- [EXERCISE INSTRUCTIONS]
Within this material, how many lines have the string "title" in them? The answer is a number, with nothing added.

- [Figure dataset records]
▶
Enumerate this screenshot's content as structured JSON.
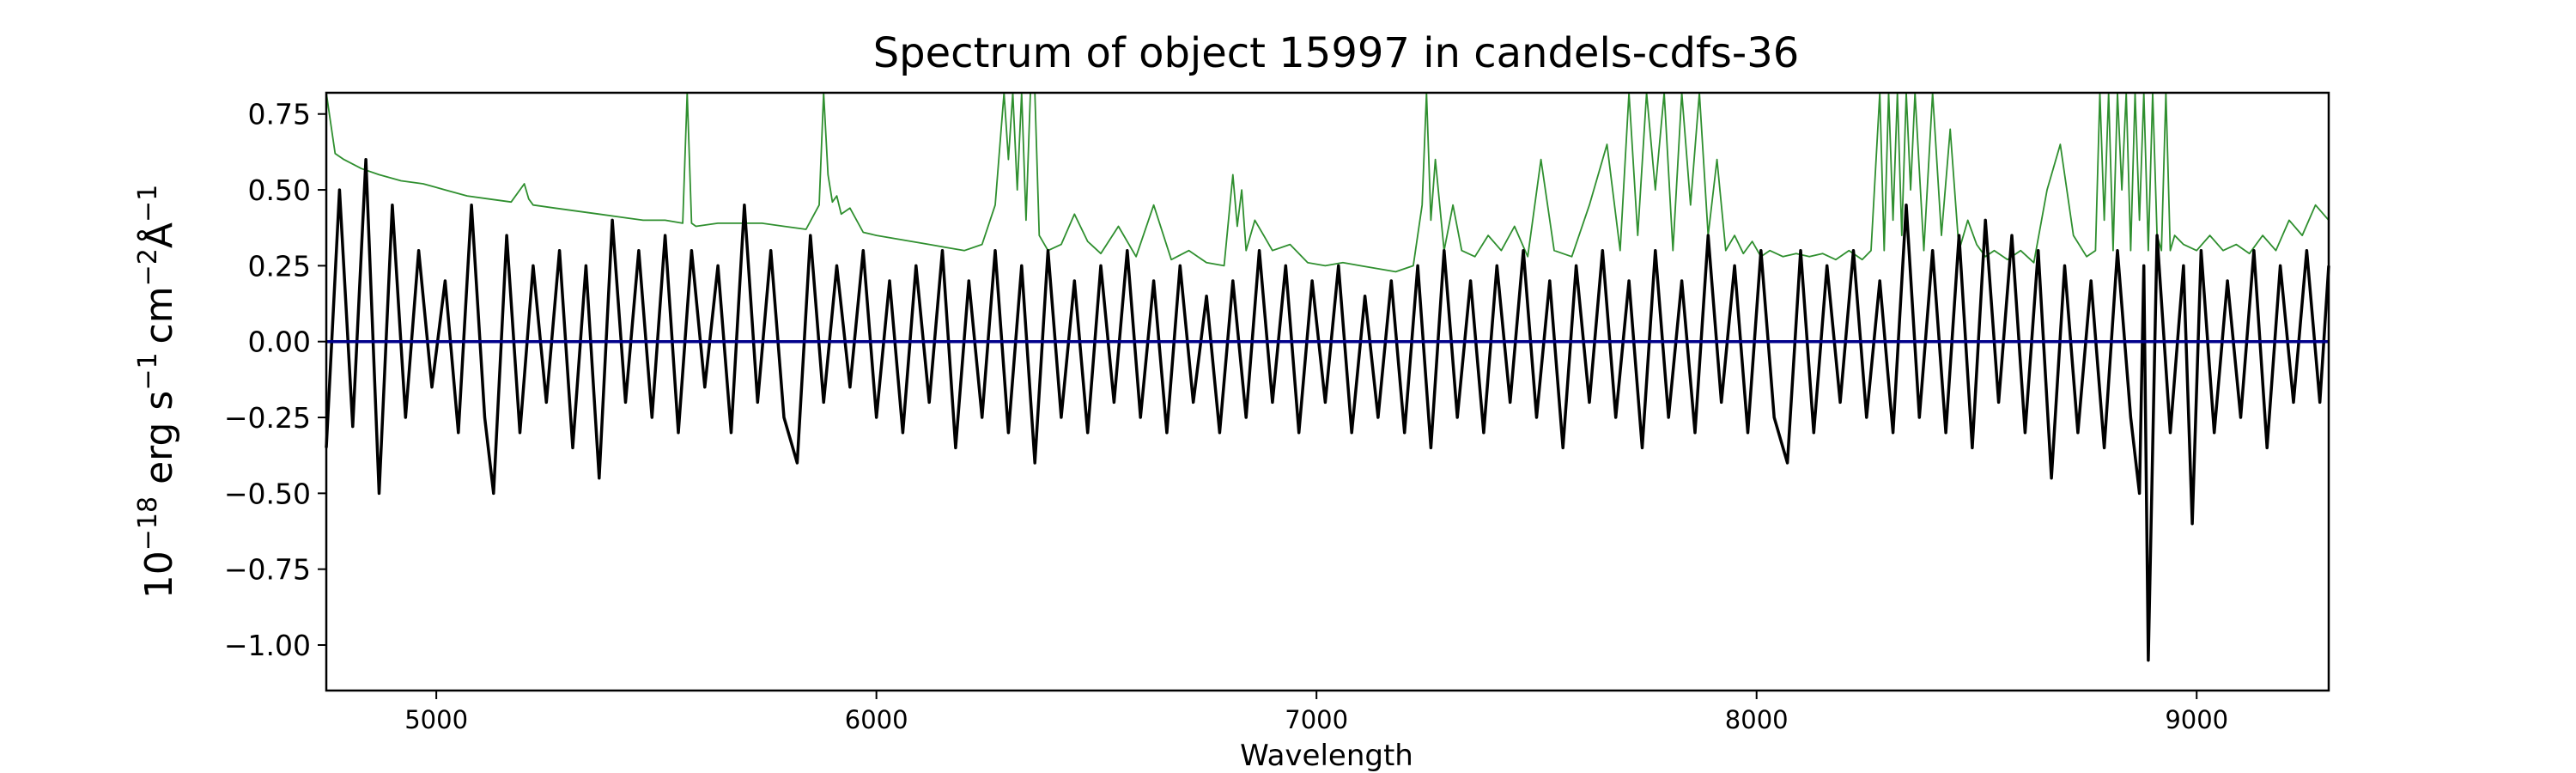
{
  "chart_data": {
    "type": "line",
    "title": "Spectrum of object 15997 in candels-cdfs-36",
    "xlabel": "Wavelength",
    "ylabel_parts": {
      "base": "10",
      "exp": "−18",
      "erg": " erg s",
      "s_exp": "−1",
      "cm": "cm",
      "cm_exp": "−2",
      "ang": "Å",
      "ang_exp": "−1"
    },
    "xlim": [
      4750,
      9300
    ],
    "ylim": [
      -1.15,
      0.82
    ],
    "x_ticks": [
      5000,
      6000,
      7000,
      8000,
      9000
    ],
    "x_tick_labels": [
      "5000",
      "6000",
      "7000",
      "8000",
      "9000"
    ],
    "y_ticks": [
      -1.0,
      -0.75,
      -0.5,
      -0.25,
      0.0,
      0.25,
      0.5,
      0.75
    ],
    "y_tick_labels": [
      "−1.00",
      "−0.75",
      "−0.50",
      "−0.25",
      "0.00",
      "0.25",
      "0.50",
      "0.75"
    ],
    "grid": false,
    "series": [
      {
        "role": "flux",
        "color": "#000000",
        "x": [
          4750,
          4780,
          4810,
          4840,
          4870,
          4900,
          4930,
          4960,
          4990,
          5020,
          5050,
          5080,
          5110,
          5130,
          5160,
          5190,
          5220,
          5250,
          5280,
          5310,
          5340,
          5370,
          5400,
          5430,
          5460,
          5490,
          5520,
          5550,
          5580,
          5610,
          5640,
          5670,
          5700,
          5730,
          5760,
          5790,
          5820,
          5850,
          5880,
          5910,
          5940,
          5970,
          6000,
          6030,
          6060,
          6090,
          6120,
          6150,
          6180,
          6210,
          6240,
          6270,
          6300,
          6330,
          6360,
          6390,
          6420,
          6450,
          6480,
          6510,
          6540,
          6570,
          6600,
          6630,
          6660,
          6690,
          6720,
          6750,
          6780,
          6810,
          6840,
          6870,
          6900,
          6930,
          6960,
          6990,
          7020,
          7050,
          7080,
          7110,
          7140,
          7170,
          7200,
          7230,
          7260,
          7290,
          7320,
          7350,
          7380,
          7410,
          7440,
          7470,
          7500,
          7530,
          7560,
          7590,
          7620,
          7650,
          7680,
          7710,
          7740,
          7770,
          7800,
          7830,
          7860,
          7890,
          7920,
          7950,
          7980,
          8010,
          8040,
          8070,
          8100,
          8130,
          8160,
          8190,
          8220,
          8250,
          8280,
          8310,
          8340,
          8370,
          8400,
          8430,
          8460,
          8490,
          8520,
          8550,
          8580,
          8610,
          8640,
          8670,
          8700,
          8730,
          8760,
          8790,
          8820,
          8850,
          8870,
          8880,
          8890,
          8910,
          8940,
          8970,
          8990,
          9010,
          9040,
          9070,
          9100,
          9130,
          9160,
          9190,
          9220,
          9250,
          9280,
          9300
        ],
        "y": [
          -0.35,
          0.5,
          -0.28,
          0.6,
          -0.5,
          0.45,
          -0.25,
          0.3,
          -0.15,
          0.2,
          -0.3,
          0.45,
          -0.25,
          -0.5,
          0.35,
          -0.3,
          0.25,
          -0.2,
          0.3,
          -0.35,
          0.25,
          -0.45,
          0.4,
          -0.2,
          0.3,
          -0.25,
          0.35,
          -0.3,
          0.3,
          -0.15,
          0.25,
          -0.3,
          0.45,
          -0.2,
          0.3,
          -0.25,
          -0.4,
          0.35,
          -0.2,
          0.25,
          -0.15,
          0.3,
          -0.25,
          0.2,
          -0.3,
          0.25,
          -0.2,
          0.3,
          -0.35,
          0.2,
          -0.25,
          0.3,
          -0.3,
          0.25,
          -0.4,
          0.3,
          -0.25,
          0.2,
          -0.3,
          0.25,
          -0.2,
          0.3,
          -0.25,
          0.2,
          -0.3,
          0.25,
          -0.2,
          0.15,
          -0.3,
          0.2,
          -0.25,
          0.3,
          -0.2,
          0.25,
          -0.3,
          0.2,
          -0.2,
          0.25,
          -0.3,
          0.15,
          -0.25,
          0.2,
          -0.3,
          0.25,
          -0.35,
          0.3,
          -0.25,
          0.2,
          -0.3,
          0.25,
          -0.2,
          0.3,
          -0.25,
          0.2,
          -0.35,
          0.25,
          -0.2,
          0.3,
          -0.25,
          0.2,
          -0.35,
          0.3,
          -0.25,
          0.2,
          -0.3,
          0.35,
          -0.2,
          0.25,
          -0.3,
          0.3,
          -0.25,
          -0.4,
          0.3,
          -0.3,
          0.25,
          -0.2,
          0.3,
          -0.25,
          0.2,
          -0.3,
          0.45,
          -0.25,
          0.3,
          -0.3,
          0.35,
          -0.35,
          0.4,
          -0.2,
          0.35,
          -0.3,
          0.3,
          -0.45,
          0.25,
          -0.3,
          0.2,
          -0.35,
          0.3,
          -0.25,
          -0.5,
          0.25,
          -1.05,
          0.35,
          -0.3,
          0.25,
          -0.6,
          0.3,
          -0.3,
          0.2,
          -0.25,
          0.3,
          -0.35,
          0.25,
          -0.2,
          0.3,
          -0.2,
          0.25
        ]
      },
      {
        "role": "error",
        "color": "#2f8f2f",
        "x": [
          4750,
          4760,
          4770,
          4790,
          4830,
          4870,
          4920,
          4970,
          5020,
          5070,
          5120,
          5170,
          5200,
          5210,
          5220,
          5270,
          5320,
          5370,
          5420,
          5470,
          5520,
          5560,
          5570,
          5580,
          5590,
          5640,
          5690,
          5740,
          5790,
          5840,
          5870,
          5880,
          5890,
          5900,
          5910,
          5920,
          5940,
          5970,
          6000,
          6040,
          6080,
          6120,
          6160,
          6200,
          6240,
          6270,
          6290,
          6300,
          6310,
          6320,
          6330,
          6340,
          6350,
          6360,
          6370,
          6390,
          6420,
          6450,
          6480,
          6510,
          6550,
          6590,
          6630,
          6670,
          6710,
          6750,
          6790,
          6810,
          6820,
          6830,
          6840,
          6860,
          6880,
          6900,
          6940,
          6980,
          7020,
          7060,
          7100,
          7140,
          7180,
          7220,
          7240,
          7250,
          7260,
          7270,
          7290,
          7310,
          7330,
          7360,
          7390,
          7420,
          7450,
          7480,
          7510,
          7540,
          7580,
          7620,
          7660,
          7690,
          7710,
          7730,
          7750,
          7770,
          7790,
          7810,
          7830,
          7850,
          7870,
          7890,
          7910,
          7930,
          7950,
          7970,
          7990,
          8010,
          8030,
          8060,
          8090,
          8120,
          8150,
          8180,
          8210,
          8240,
          8260,
          8280,
          8290,
          8300,
          8310,
          8320,
          8330,
          8340,
          8350,
          8360,
          8380,
          8400,
          8420,
          8440,
          8460,
          8480,
          8500,
          8520,
          8540,
          8570,
          8600,
          8630,
          8660,
          8690,
          8720,
          8750,
          8770,
          8780,
          8790,
          8800,
          8810,
          8820,
          8830,
          8840,
          8850,
          8860,
          8870,
          8880,
          8890,
          8900,
          8910,
          8920,
          8930,
          8940,
          8950,
          8970,
          9000,
          9030,
          9060,
          9090,
          9120,
          9150,
          9180,
          9210,
          9240,
          9270,
          9300
        ],
        "y": [
          0.82,
          0.72,
          0.62,
          0.6,
          0.57,
          0.55,
          0.53,
          0.52,
          0.5,
          0.48,
          0.47,
          0.46,
          0.52,
          0.47,
          0.45,
          0.44,
          0.43,
          0.42,
          0.41,
          0.4,
          0.4,
          0.39,
          0.82,
          0.39,
          0.38,
          0.39,
          0.39,
          0.39,
          0.38,
          0.37,
          0.45,
          0.82,
          0.55,
          0.46,
          0.48,
          0.42,
          0.44,
          0.36,
          0.35,
          0.34,
          0.33,
          0.32,
          0.31,
          0.3,
          0.32,
          0.45,
          0.82,
          0.6,
          0.82,
          0.5,
          0.82,
          0.4,
          0.82,
          0.82,
          0.35,
          0.3,
          0.32,
          0.42,
          0.33,
          0.29,
          0.38,
          0.28,
          0.45,
          0.27,
          0.3,
          0.26,
          0.25,
          0.55,
          0.38,
          0.5,
          0.3,
          0.4,
          0.35,
          0.3,
          0.32,
          0.26,
          0.25,
          0.26,
          0.25,
          0.24,
          0.23,
          0.25,
          0.45,
          0.82,
          0.4,
          0.6,
          0.3,
          0.45,
          0.3,
          0.28,
          0.35,
          0.3,
          0.38,
          0.28,
          0.6,
          0.3,
          0.28,
          0.45,
          0.65,
          0.3,
          0.82,
          0.35,
          0.82,
          0.5,
          0.82,
          0.3,
          0.82,
          0.45,
          0.82,
          0.35,
          0.6,
          0.3,
          0.35,
          0.29,
          0.33,
          0.28,
          0.3,
          0.28,
          0.29,
          0.28,
          0.29,
          0.27,
          0.3,
          0.27,
          0.3,
          0.82,
          0.3,
          0.82,
          0.4,
          0.82,
          0.35,
          0.82,
          0.5,
          0.82,
          0.3,
          0.82,
          0.35,
          0.7,
          0.3,
          0.4,
          0.32,
          0.28,
          0.3,
          0.27,
          0.3,
          0.26,
          0.5,
          0.65,
          0.35,
          0.28,
          0.3,
          0.82,
          0.4,
          0.82,
          0.3,
          0.82,
          0.5,
          0.82,
          0.3,
          0.82,
          0.4,
          0.82,
          0.3,
          0.82,
          0.35,
          0.3,
          0.82,
          0.3,
          0.35,
          0.32,
          0.3,
          0.35,
          0.3,
          0.32,
          0.29,
          0.35,
          0.3,
          0.4,
          0.35,
          0.45,
          0.4
        ]
      },
      {
        "role": "zero",
        "color": "#00008b",
        "x": [
          4750,
          9300
        ],
        "y": [
          0.0,
          0.0
        ]
      }
    ]
  }
}
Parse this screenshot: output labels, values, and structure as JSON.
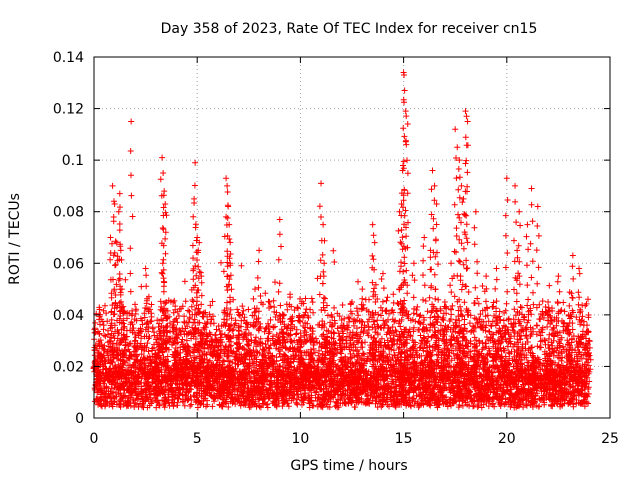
{
  "chart_data": {
    "type": "scatter",
    "title": "Day 358 of 2023, Rate Of TEC Index for receiver cn15",
    "xlabel": "GPS time / hours",
    "ylabel": "ROTI / TECUs",
    "xlim": [
      0,
      25
    ],
    "ylim": [
      0,
      0.14
    ],
    "grid": true,
    "marker": "+",
    "color": "#ff0000",
    "x_ticks": [
      0,
      5,
      10,
      15,
      20,
      25
    ],
    "x_tick_labels": [
      "0",
      "5",
      "10",
      "15",
      "20",
      "25"
    ],
    "y_ticks": [
      0,
      0.02,
      0.04,
      0.06,
      0.08,
      0.1,
      0.12,
      0.14
    ],
    "y_tick_labels": [
      "0",
      "0.02",
      "0.04",
      "0.06",
      "0.08",
      "0.1",
      "0.12",
      "0.14"
    ],
    "data_range": [
      0,
      24
    ],
    "series": [
      {
        "name": "ROTI",
        "x": [
          0.05,
          0.3,
          0.5,
          0.8,
          0.9,
          1.0,
          1.1,
          1.2,
          1.25,
          1.3,
          1.35,
          1.8,
          2.0,
          2.5,
          3.0,
          3.3,
          3.35,
          3.4,
          3.45,
          3.5,
          4.0,
          4.5,
          4.8,
          4.85,
          4.9,
          5.0,
          5.05,
          5.1,
          5.2,
          5.3,
          5.5,
          6.0,
          6.4,
          6.45,
          6.5,
          6.55,
          6.6,
          7.0,
          7.5,
          7.8,
          8.0,
          8.5,
          9.0,
          9.2,
          9.5,
          10.0,
          10.5,
          11.0,
          11.1,
          11.15,
          11.5,
          12.0,
          12.5,
          13.0,
          13.5,
          13.6,
          14.0,
          14.5,
          14.8,
          14.9,
          14.95,
          15.0,
          15.02,
          15.05,
          15.1,
          15.2,
          15.5,
          16.0,
          16.3,
          16.4,
          16.5,
          16.6,
          17.0,
          17.3,
          17.5,
          17.6,
          17.7,
          17.8,
          17.9,
          18.0,
          18.05,
          18.1,
          18.5,
          19.0,
          19.5,
          20.0,
          20.4,
          20.5,
          20.6,
          21.0,
          21.2,
          21.5,
          22.0,
          22.5,
          23.0,
          23.2,
          23.5,
          24.0
        ],
        "y": [
          0.022,
          0.04,
          0.028,
          0.07,
          0.09,
          0.083,
          0.068,
          0.08,
          0.087,
          0.065,
          0.05,
          0.115,
          0.03,
          0.058,
          0.02,
          0.101,
          0.095,
          0.088,
          0.083,
          0.045,
          0.025,
          0.03,
          0.062,
          0.085,
          0.099,
          0.07,
          0.065,
          0.068,
          0.055,
          0.035,
          0.02,
          0.03,
          0.093,
          0.09,
          0.082,
          0.075,
          0.06,
          0.035,
          0.028,
          0.05,
          0.065,
          0.045,
          0.077,
          0.04,
          0.048,
          0.03,
          0.035,
          0.091,
          0.075,
          0.06,
          0.04,
          0.038,
          0.045,
          0.05,
          0.075,
          0.068,
          0.056,
          0.048,
          0.08,
          0.083,
          0.096,
          0.134,
          0.133,
          0.127,
          0.119,
          0.114,
          0.06,
          0.07,
          0.065,
          0.096,
          0.09,
          0.083,
          0.045,
          0.06,
          0.112,
          0.105,
          0.1,
          0.09,
          0.085,
          0.119,
          0.117,
          0.115,
          0.08,
          0.055,
          0.058,
          0.093,
          0.09,
          0.065,
          0.08,
          0.075,
          0.089,
          0.082,
          0.045,
          0.055,
          0.04,
          0.063,
          0.058,
          0.03
        ]
      }
    ]
  }
}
◀
- [CORRECT RESPONSE]
2